→ DATA ENTRIES:

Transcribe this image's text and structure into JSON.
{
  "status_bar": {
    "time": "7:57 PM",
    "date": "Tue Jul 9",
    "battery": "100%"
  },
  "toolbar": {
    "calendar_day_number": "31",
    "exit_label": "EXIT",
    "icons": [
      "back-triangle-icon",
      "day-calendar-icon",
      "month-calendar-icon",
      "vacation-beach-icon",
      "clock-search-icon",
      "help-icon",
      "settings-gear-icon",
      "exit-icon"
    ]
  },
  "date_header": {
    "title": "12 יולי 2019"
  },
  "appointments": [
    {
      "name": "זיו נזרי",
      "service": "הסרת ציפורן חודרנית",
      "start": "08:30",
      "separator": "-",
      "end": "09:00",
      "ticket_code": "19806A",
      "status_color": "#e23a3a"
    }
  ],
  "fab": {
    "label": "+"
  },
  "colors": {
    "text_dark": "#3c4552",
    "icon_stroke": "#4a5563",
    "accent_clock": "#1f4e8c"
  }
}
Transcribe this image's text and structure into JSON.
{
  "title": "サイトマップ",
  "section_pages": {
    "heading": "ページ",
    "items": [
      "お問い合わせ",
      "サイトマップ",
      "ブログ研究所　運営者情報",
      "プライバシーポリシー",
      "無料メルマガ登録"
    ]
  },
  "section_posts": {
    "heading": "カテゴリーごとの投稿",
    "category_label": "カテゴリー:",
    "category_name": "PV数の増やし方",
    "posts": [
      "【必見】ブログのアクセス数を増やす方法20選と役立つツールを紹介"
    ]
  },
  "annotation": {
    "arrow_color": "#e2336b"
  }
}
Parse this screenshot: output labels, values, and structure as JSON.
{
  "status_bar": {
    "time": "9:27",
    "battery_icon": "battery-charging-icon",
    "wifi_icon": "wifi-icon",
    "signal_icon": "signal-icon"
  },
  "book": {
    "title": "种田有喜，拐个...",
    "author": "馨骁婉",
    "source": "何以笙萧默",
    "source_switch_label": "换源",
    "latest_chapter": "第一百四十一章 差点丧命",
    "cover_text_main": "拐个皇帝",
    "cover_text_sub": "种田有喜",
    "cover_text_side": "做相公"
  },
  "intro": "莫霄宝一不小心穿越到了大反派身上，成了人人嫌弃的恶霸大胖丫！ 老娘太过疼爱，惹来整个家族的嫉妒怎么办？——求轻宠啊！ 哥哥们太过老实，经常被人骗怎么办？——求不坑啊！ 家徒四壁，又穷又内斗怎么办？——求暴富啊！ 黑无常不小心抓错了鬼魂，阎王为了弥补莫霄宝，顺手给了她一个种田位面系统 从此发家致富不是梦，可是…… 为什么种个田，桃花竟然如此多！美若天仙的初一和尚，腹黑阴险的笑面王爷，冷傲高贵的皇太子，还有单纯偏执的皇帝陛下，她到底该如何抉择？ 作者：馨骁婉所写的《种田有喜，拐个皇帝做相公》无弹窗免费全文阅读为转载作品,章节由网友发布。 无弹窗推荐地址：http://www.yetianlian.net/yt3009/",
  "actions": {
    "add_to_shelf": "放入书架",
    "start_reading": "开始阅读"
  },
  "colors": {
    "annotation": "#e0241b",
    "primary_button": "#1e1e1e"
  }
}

→ EXERCISE PROMPT: Identify and copy the lines holding the word "title".

→ OUTPUT OF THE EXERCISE:
    "title": "12 יולי 2019"
  "title": "サイトマップ",
    "title": "种田有喜，拐个...",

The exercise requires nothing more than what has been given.